_Exercise objective_
Reproduce all the entries exactly and keep the pictures out.

_Rows_
※

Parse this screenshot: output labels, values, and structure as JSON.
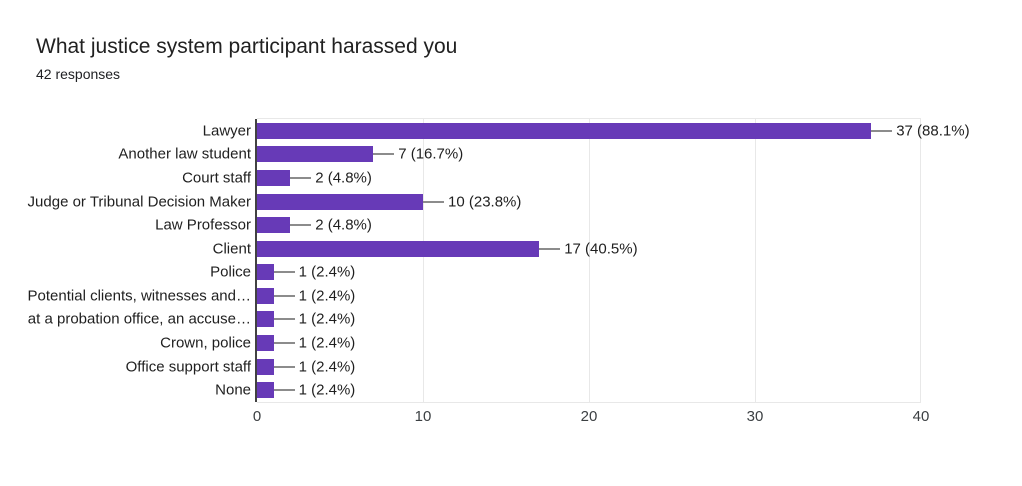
{
  "header": {
    "title": "What justice system participant harassed you",
    "subtitle": "42 responses"
  },
  "chart_data": {
    "type": "bar",
    "orientation": "horizontal",
    "title": "What justice system participant harassed you",
    "subtitle": "42 responses",
    "categories": [
      "Lawyer",
      "Another law student",
      "Court staff",
      "Judge or Tribunal Decision Maker",
      "Law Professor",
      "Client",
      "Police",
      "Potential clients, witnesses and…",
      "at a probation office, an accuse…",
      "Crown, police",
      "Office support staff",
      "None"
    ],
    "values": [
      37,
      7,
      2,
      10,
      2,
      17,
      1,
      1,
      1,
      1,
      1,
      1
    ],
    "value_labels": [
      "37 (88.1%)",
      "7 (16.7%)",
      "2 (4.8%)",
      "10 (23.8%)",
      "2 (4.8%)",
      "17 (40.5%)",
      "1 (2.4%)",
      "1 (2.4%)",
      "1 (2.4%)",
      "1 (2.4%)",
      "1 (2.4%)",
      "1 (2.4%)"
    ],
    "xlim": [
      0,
      40
    ],
    "x_ticks": [
      "0",
      "10",
      "20",
      "30",
      "40"
    ],
    "grid": true,
    "legend": "none",
    "colors": {
      "bar": "#673ab7",
      "leader_line": "#8c8c8c",
      "axis_line": "#424242",
      "gridline": "#e8e8e8",
      "title_text": "#212121",
      "label_text": "#1f1f1f"
    }
  }
}
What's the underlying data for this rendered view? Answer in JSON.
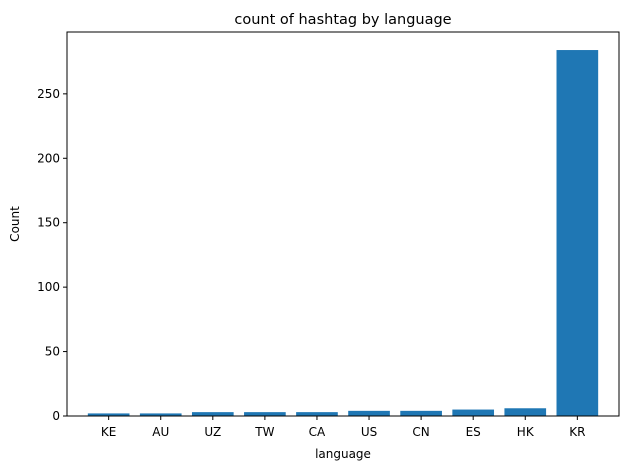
{
  "chart_data": {
    "type": "bar",
    "title": "count of hashtag by language",
    "xlabel": "language",
    "ylabel": "Count",
    "categories": [
      "KE",
      "AU",
      "UZ",
      "TW",
      "CA",
      "US",
      "CN",
      "ES",
      "HK",
      "KR"
    ],
    "values": [
      2,
      2,
      3,
      3,
      3,
      4,
      4,
      5,
      6,
      284
    ],
    "ylim": [
      0,
      298
    ],
    "yticks": [
      0,
      50,
      100,
      150,
      200,
      250
    ],
    "bar_color": "#1f77b4",
    "grid": false,
    "legend": "none"
  }
}
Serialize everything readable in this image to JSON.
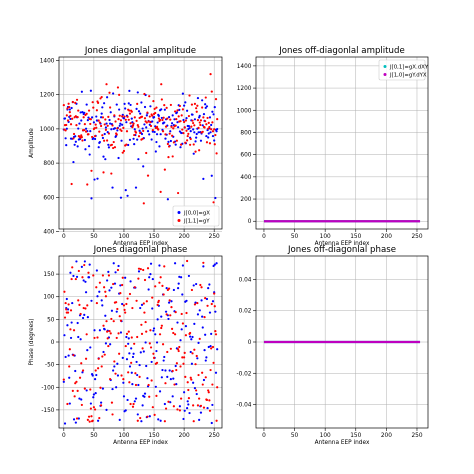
{
  "colors": {
    "xx": "#0000ff",
    "yy": "#ff0000",
    "xy": "#00bfbf",
    "yx": "#bf00bf",
    "grid": "#b0b0b0"
  },
  "chart_data": [
    {
      "id": "p1",
      "type": "scatter",
      "title": "Jones diagonlal amplitude",
      "xlabel": "Antenna EEP index",
      "ylabel": "Amplitude",
      "xlim": [
        -8,
        263
      ],
      "ylim": [
        415,
        1420
      ],
      "xticks": [
        0,
        50,
        100,
        150,
        200,
        250
      ],
      "yticks": [
        400,
        600,
        800,
        1000,
        1200,
        1400
      ],
      "grid": true,
      "legend": "bottom-right",
      "series": [
        {
          "name": "J[0,0]=gX",
          "color": "#0000ff",
          "mode": "points",
          "gen": {
            "kind": "amp",
            "seed": 11,
            "n": 256
          }
        },
        {
          "name": "J[1,1]=gY",
          "color": "#ff0000",
          "mode": "points",
          "gen": {
            "kind": "amp",
            "seed": 29,
            "n": 256
          }
        }
      ]
    },
    {
      "id": "p2",
      "type": "line",
      "title": "Jones off-diagonlal amplitude",
      "xlabel": "Antenna EEP index",
      "ylabel": "",
      "xlim": [
        -13,
        268
      ],
      "ylim": [
        -70,
        1480
      ],
      "xticks": [
        0,
        50,
        100,
        150,
        200,
        250
      ],
      "yticks": [
        0,
        200,
        400,
        600,
        800,
        1000,
        1200,
        1400
      ],
      "grid": true,
      "legend": "top-right",
      "series": [
        {
          "name": "J[0,1]=gX.dXY",
          "color": "#00bfbf",
          "mode": "line",
          "x": [
            0,
            255
          ],
          "y": [
            0,
            0
          ]
        },
        {
          "name": "J[1,0]=gY.dYX",
          "color": "#bf00bf",
          "mode": "line",
          "x": [
            0,
            255
          ],
          "y": [
            0,
            0
          ]
        }
      ]
    },
    {
      "id": "p3",
      "type": "scatter",
      "title": "Jones diagonlal phase",
      "xlabel": "Antenna EEP index",
      "ylabel": "Phase (degrees)",
      "xlim": [
        -8,
        263
      ],
      "ylim": [
        -190,
        190
      ],
      "xticks": [
        0,
        50,
        100,
        150,
        200,
        250
      ],
      "yticks": [
        -150,
        -100,
        -50,
        0,
        50,
        100,
        150
      ],
      "grid": true,
      "legend": "",
      "series": [
        {
          "name": "J[0,0]=gX",
          "color": "#0000ff",
          "mode": "points",
          "gen": {
            "kind": "phase",
            "seed": 47,
            "n": 256
          }
        },
        {
          "name": "J[1,1]=gY",
          "color": "#ff0000",
          "mode": "points",
          "gen": {
            "kind": "phase",
            "seed": 83,
            "n": 256
          }
        }
      ]
    },
    {
      "id": "p4",
      "type": "line",
      "title": "Jones off-diagonlal phase",
      "xlabel": "Antenna EEP index",
      "ylabel": "",
      "xlim": [
        -13,
        268
      ],
      "ylim": [
        -0.055,
        0.055
      ],
      "xticks": [
        0,
        50,
        100,
        150,
        200,
        250
      ],
      "yticks": [
        -0.04,
        -0.02,
        0.0,
        0.02,
        0.04
      ],
      "grid": true,
      "legend": "",
      "series": [
        {
          "name": "J[0,1]=gX.dXY",
          "color": "#00bfbf",
          "mode": "line",
          "x": [
            0,
            255
          ],
          "y": [
            0,
            0
          ]
        },
        {
          "name": "J[1,0]=gY.dYX",
          "color": "#bf00bf",
          "mode": "line",
          "x": [
            0,
            255
          ],
          "y": [
            0,
            0
          ]
        }
      ]
    }
  ]
}
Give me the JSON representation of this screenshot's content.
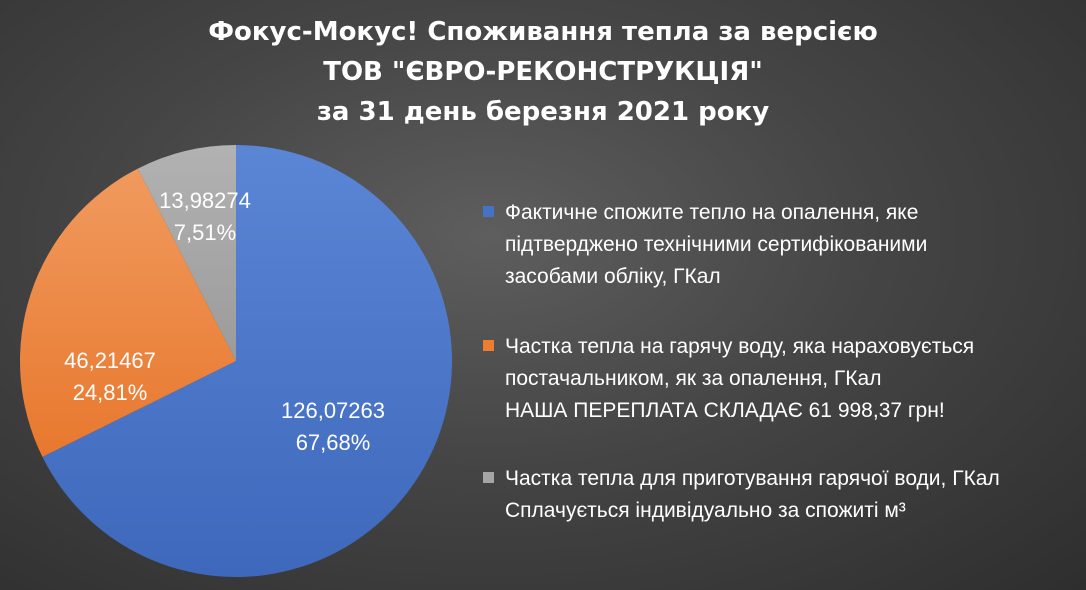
{
  "chart_data": {
    "type": "pie",
    "title": [
      "Фокус-Мокус!  Споживання тепла за версією",
      "ТОВ \"ЄВРО-РЕКОНСТРУКЦІЯ\"",
      "за 31 день березня 2021 року"
    ],
    "start_angle_deg": 0,
    "direction": "clockwise",
    "slices": [
      {
        "value": 126.07263,
        "value_label": "126,07263",
        "percent_label": "67,68%",
        "color": "#4472c4",
        "legend": [
          "Фактичне спожите тепло на опалення, яке",
          "підтверджено технічними сертифікованими",
          "засобами обліку, ГКал"
        ]
      },
      {
        "value": 46.21467,
        "value_label": "46,21467",
        "percent_label": "24,81%",
        "color": "#ed7d31",
        "legend": [
          "Частка тепла на гарячу воду, яка нараховується",
          "постачальником, як за опалення, ГКал",
          "НАША ПЕРЕПЛАТА СКЛАДАЄ 61 998,37 грн!"
        ]
      },
      {
        "value": 13.98274,
        "value_label": "13,98274",
        "percent_label": "7,51%",
        "color": "#a5a5a5",
        "legend": [
          "Частка тепла для приготування гарячої води, ГКал",
          "Сплачується індивідуально за спожиті м³"
        ]
      }
    ],
    "legend_position": "right"
  }
}
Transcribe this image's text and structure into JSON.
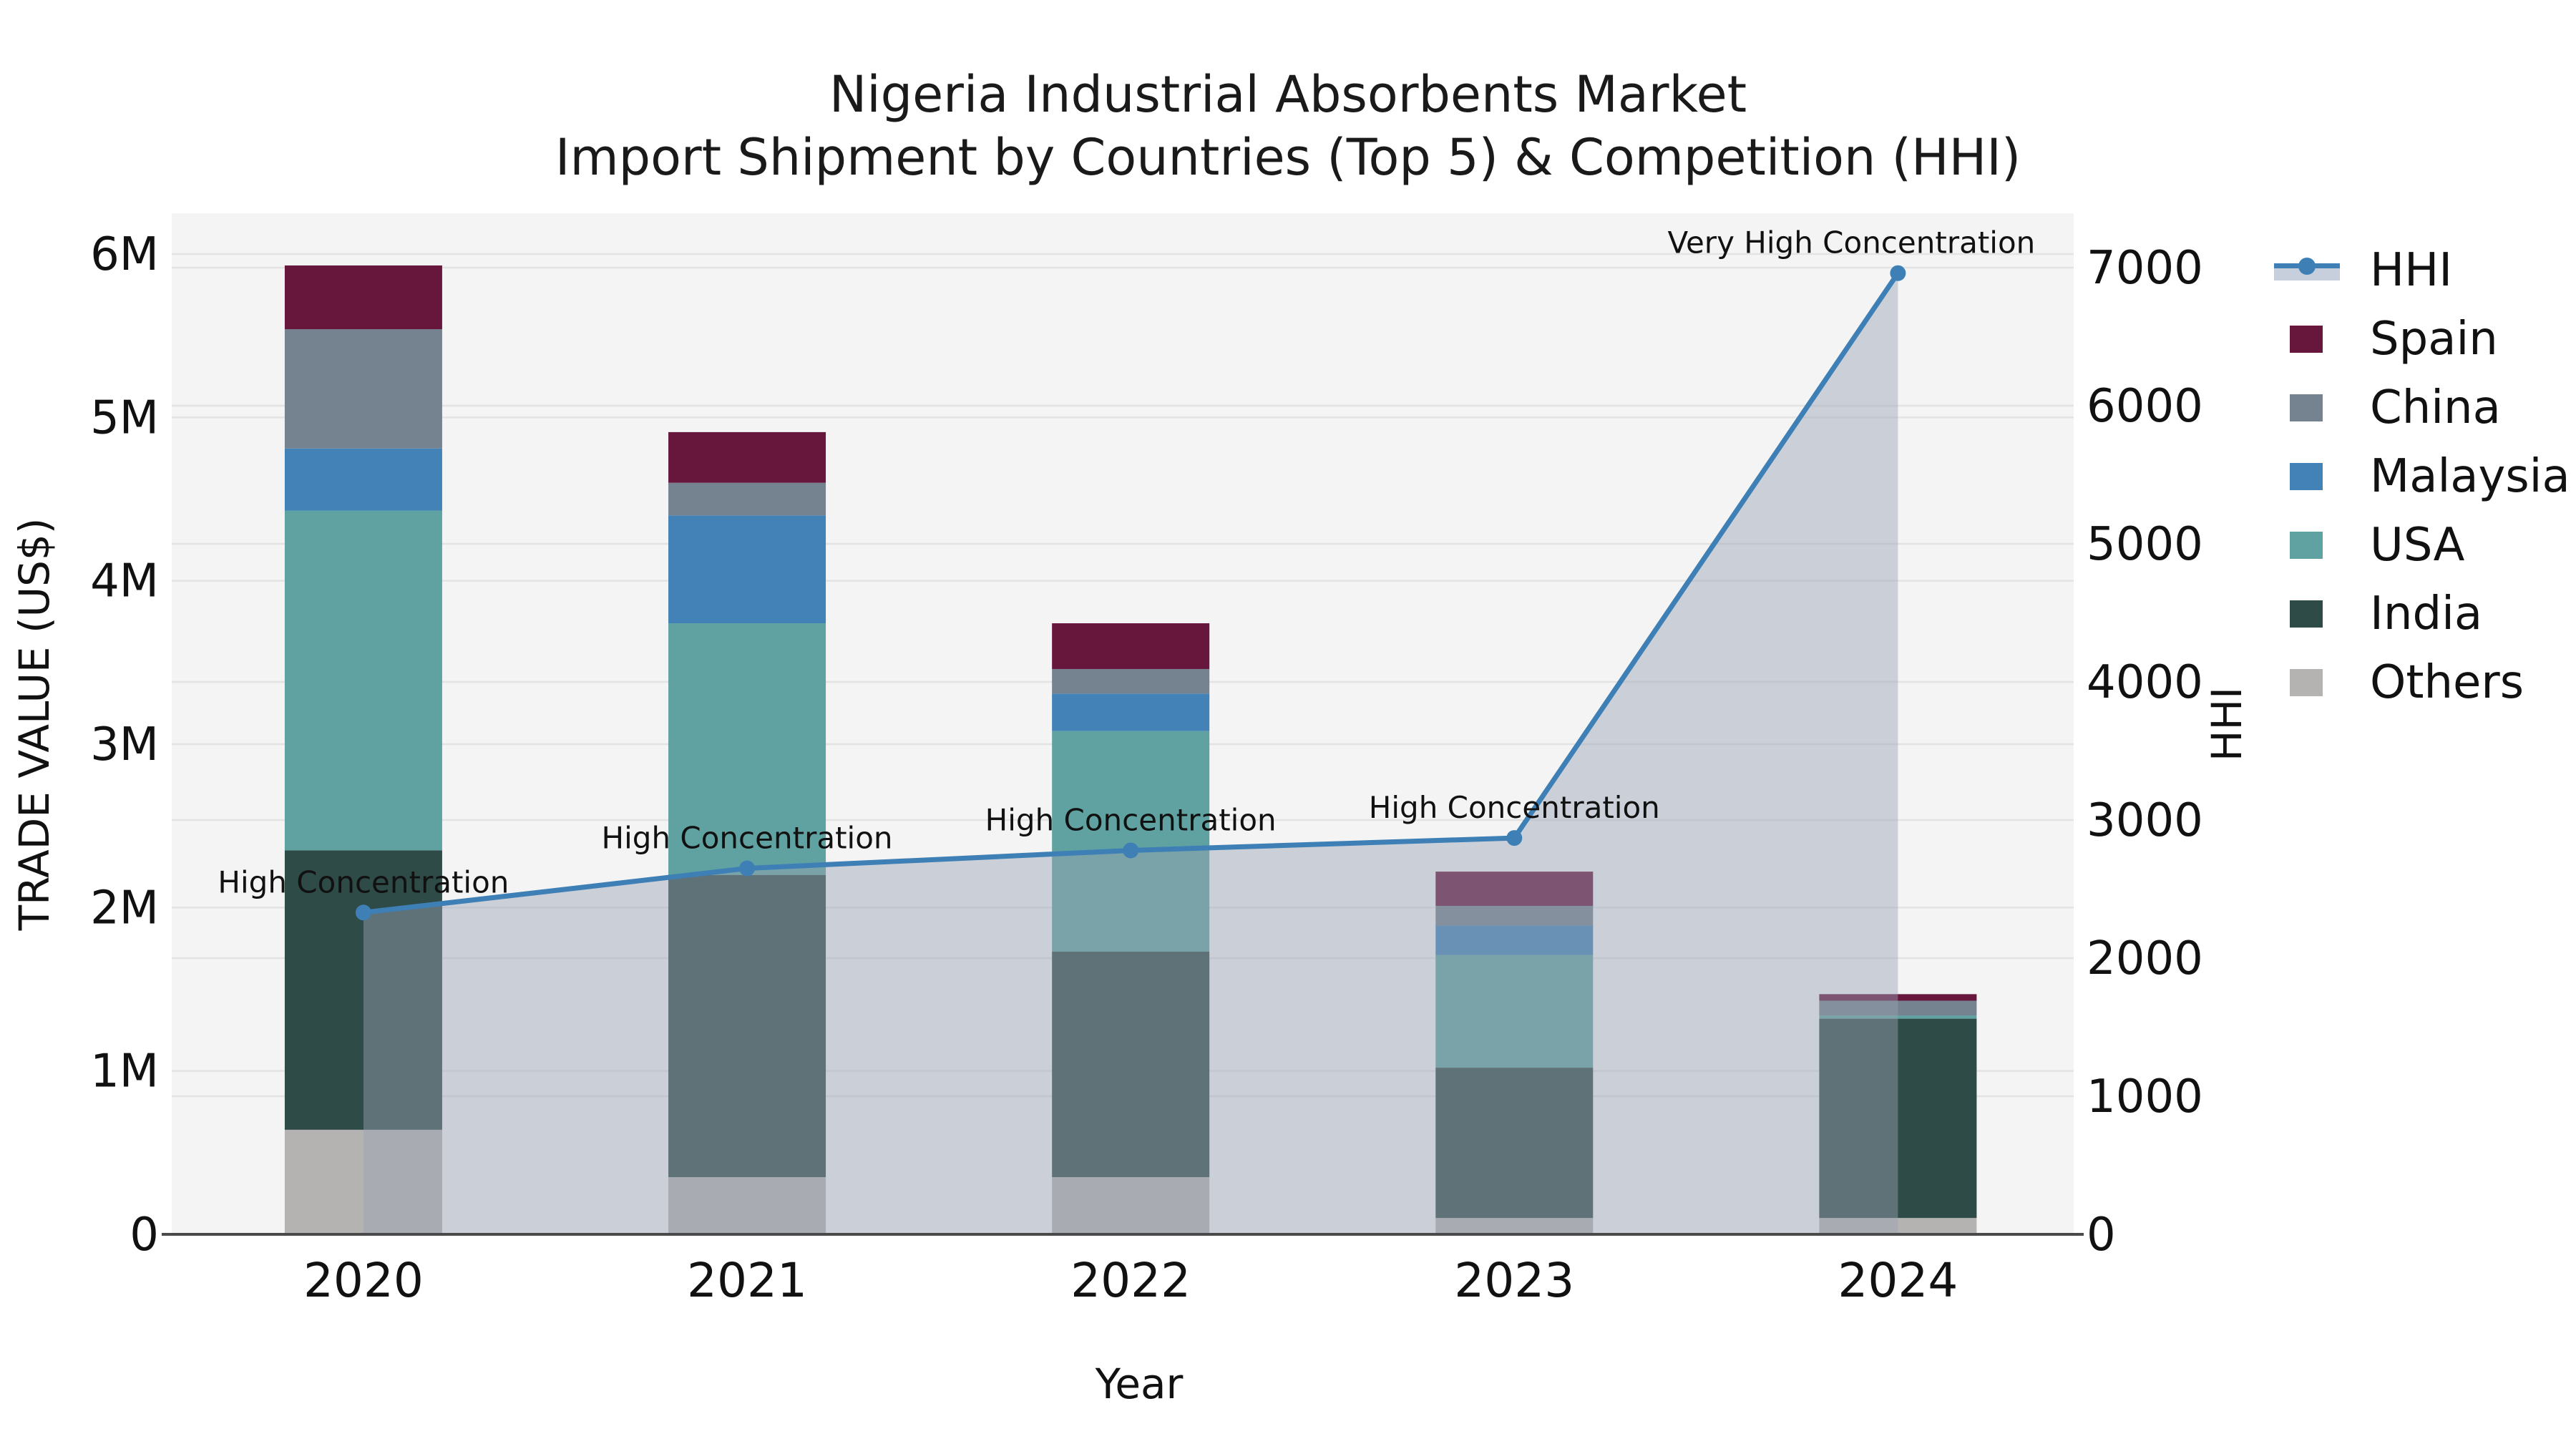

※

_Result of this exercise_
Parse this screenshot: output labels, values, and structure as JSON.
{
  "header": {
    "title": "What justice system participant harassed you",
    "subtitle": "42 responses"
  },
  "chart_data": {
    "type": "bar",
    "orientation": "horizontal",
    "title": "What justice system participant harassed you",
    "subtitle": "42 responses",
    "categories": [
      "Lawyer",
      "Another law student",
      "Court staff",
      "Judge or Tribunal Decision Maker",
      "Law Professor",
      "Client",
      "Police",
      "Potential clients, witnesses and…",
      "at a probation office, an accuse…",
      "Crown, police",
      "Office support staff",
      "None"
    ],
    "values": [
      37,
      7,
      2,
      10,
      2,
      17,
      1,
      1,
      1,
      1,
      1,
      1
    ],
    "value_labels": [
      "37 (88.1%)",
      "7 (16.7%)",
      "2 (4.8%)",
      "10 (23.8%)",
      "2 (4.8%)",
      "17 (40.5%)",
      "1 (2.4%)",
      "1 (2.4%)",
      "1 (2.4%)",
      "1 (2.4%)",
      "1 (2.4%)",
      "1 (2.4%)"
    ],
    "xlim": [
      0,
      40
    ],
    "x_ticks": [
      "0",
      "10",
      "20",
      "30",
      "40"
    ],
    "grid": true,
    "legend": "none",
    "colors": {
      "bar": "#673ab7",
      "leader_line": "#8c8c8c",
      "axis_line": "#424242",
      "gridline": "#e8e8e8",
      "title_text": "#212121",
      "label_text": "#1f1f1f"
    }
  }
}
What's the underlying data for this rendered view? Answer in JSON.
{
  "chart_data": {
    "type": "bar",
    "title": "count of hashtag by language",
    "xlabel": "language",
    "ylabel": "Count",
    "categories": [
      "KE",
      "AU",
      "UZ",
      "TW",
      "CA",
      "US",
      "CN",
      "ES",
      "HK",
      "KR"
    ],
    "values": [
      2,
      2,
      3,
      3,
      3,
      4,
      4,
      5,
      6,
      284
    ],
    "ylim": [
      0,
      298
    ],
    "yticks": [
      0,
      50,
      100,
      150,
      200,
      250
    ],
    "bar_color": "#1f77b4",
    "grid": false,
    "legend": "none"
  }
}
Serialize everything readable in this image to JSON.
{
  "colors": {
    "xx": "#0000ff",
    "yy": "#ff0000",
    "xy": "#00bfbf",
    "yx": "#bf00bf",
    "grid": "#b0b0b0"
  },
  "chart_data": [
    {
      "id": "p1",
      "type": "scatter",
      "title": "Jones diagonlal amplitude",
      "xlabel": "Antenna EEP index",
      "ylabel": "Amplitude",
      "xlim": [
        -8,
        263
      ],
      "ylim": [
        415,
        1420
      ],
      "xticks": [
        0,
        50,
        100,
        150,
        200,
        250
      ],
      "yticks": [
        400,
        600,
        800,
        1000,
        1200,
        1400
      ],
      "grid": true,
      "legend": "bottom-right",
      "series": [
        {
          "name": "J[0,0]=gX",
          "color": "#0000ff",
          "mode": "points",
          "gen": {
            "kind": "amp",
            "seed": 11,
            "n": 256
          }
        },
        {
          "name": "J[1,1]=gY",
          "color": "#ff0000",
          "mode": "points",
          "gen": {
            "kind": "amp",
            "seed": 29,
            "n": 256
          }
        }
      ]
    },
    {
      "id": "p2",
      "type": "line",
      "title": "Jones off-diagonlal amplitude",
      "xlabel": "Antenna EEP index",
      "ylabel": "",
      "xlim": [
        -13,
        268
      ],
      "ylim": [
        -70,
        1480
      ],
      "xticks": [
        0,
        50,
        100,
        150,
        200,
        250
      ],
      "yticks": [
        0,
        200,
        400,
        600,
        800,
        1000,
        1200,
        1400
      ],
      "grid": true,
      "legend": "top-right",
      "series": [
        {
          "name": "J[0,1]=gX.dXY",
          "color": "#00bfbf",
          "mode": "line",
          "x": [
            0,
            255
          ],
          "y": [
            0,
            0
          ]
        },
        {
          "name": "J[1,0]=gY.dYX",
          "color": "#bf00bf",
          "mode": "line",
          "x": [
            0,
            255
          ],
          "y": [
            0,
            0
          ]
        }
      ]
    },
    {
      "id": "p3",
      "type": "scatter",
      "title": "Jones diagonlal phase",
      "xlabel": "Antenna EEP index",
      "ylabel": "Phase (degrees)",
      "xlim": [
        -8,
        263
      ],
      "ylim": [
        -190,
        190
      ],
      "xticks": [
        0,
        50,
        100,
        150,
        200,
        250
      ],
      "yticks": [
        -150,
        -100,
        -50,
        0,
        50,
        100,
        150
      ],
      "grid": true,
      "legend": "",
      "series": [
        {
          "name": "J[0,0]=gX",
          "color": "#0000ff",
          "mode": "points",
          "gen": {
            "kind": "phase",
            "seed": 47,
            "n": 256
          }
        },
        {
          "name": "J[1,1]=gY",
          "color": "#ff0000",
          "mode": "points",
          "gen": {
            "kind": "phase",
            "seed": 83,
            "n": 256
          }
        }
      ]
    },
    {
      "id": "p4",
      "type": "line",
      "title": "Jones off-diagonlal phase",
      "xlabel": "Antenna EEP index",
      "ylabel": "",
      "xlim": [
        -13,
        268
      ],
      "ylim": [
        -0.055,
        0.055
      ],
      "xticks": [
        0,
        50,
        100,
        150,
        200,
        250
      ],
      "yticks": [
        -0.04,
        -0.02,
        0.0,
        0.02,
        0.04
      ],
      "grid": true,
      "legend": "",
      "series": [
        {
          "name": "J[0,1]=gX.dXY",
          "color": "#00bfbf",
          "mode": "line",
          "x": [
            0,
            255
          ],
          "y": [
            0,
            0
          ]
        },
        {
          "name": "J[1,0]=gY.dYX",
          "color": "#bf00bf",
          "mode": "line",
          "x": [
            0,
            255
          ],
          "y": [
            0,
            0
          ]
        }
      ]
    }
  ]
}
Give me the JSON representation of this screenshot's content.
{
  "chart_data": {
    "type": "pie",
    "title": [
      "Фокус-Мокус!  Споживання тепла за версією",
      "ТОВ \"ЄВРО-РЕКОНСТРУКЦІЯ\"",
      "за 31 день березня 2021 року"
    ],
    "start_angle_deg": 0,
    "direction": "clockwise",
    "slices": [
      {
        "value": 126.07263,
        "value_label": "126,07263",
        "percent_label": "67,68%",
        "color": "#4472c4",
        "legend": [
          "Фактичне спожите тепло на опалення, яке",
          "підтверджено технічними сертифікованими",
          "засобами обліку, ГКал"
        ]
      },
      {
        "value": 46.21467,
        "value_label": "46,21467",
        "percent_label": "24,81%",
        "color": "#ed7d31",
        "legend": [
          "Частка тепла на гарячу воду, яка нараховується",
          "постачальником, як за опалення, ГКал",
          "НАША ПЕРЕПЛАТА СКЛАДАЄ 61 998,37 грн!"
        ]
      },
      {
        "value": 13.98274,
        "value_label": "13,98274",
        "percent_label": "7,51%",
        "color": "#a5a5a5",
        "legend": [
          "Частка тепла для приготування гарячої води, ГКал",
          "Сплачується індивідуально за спожиті м³"
        ]
      }
    ],
    "legend_position": "right"
  }
}
Transcribe this image's text and structure into JSON.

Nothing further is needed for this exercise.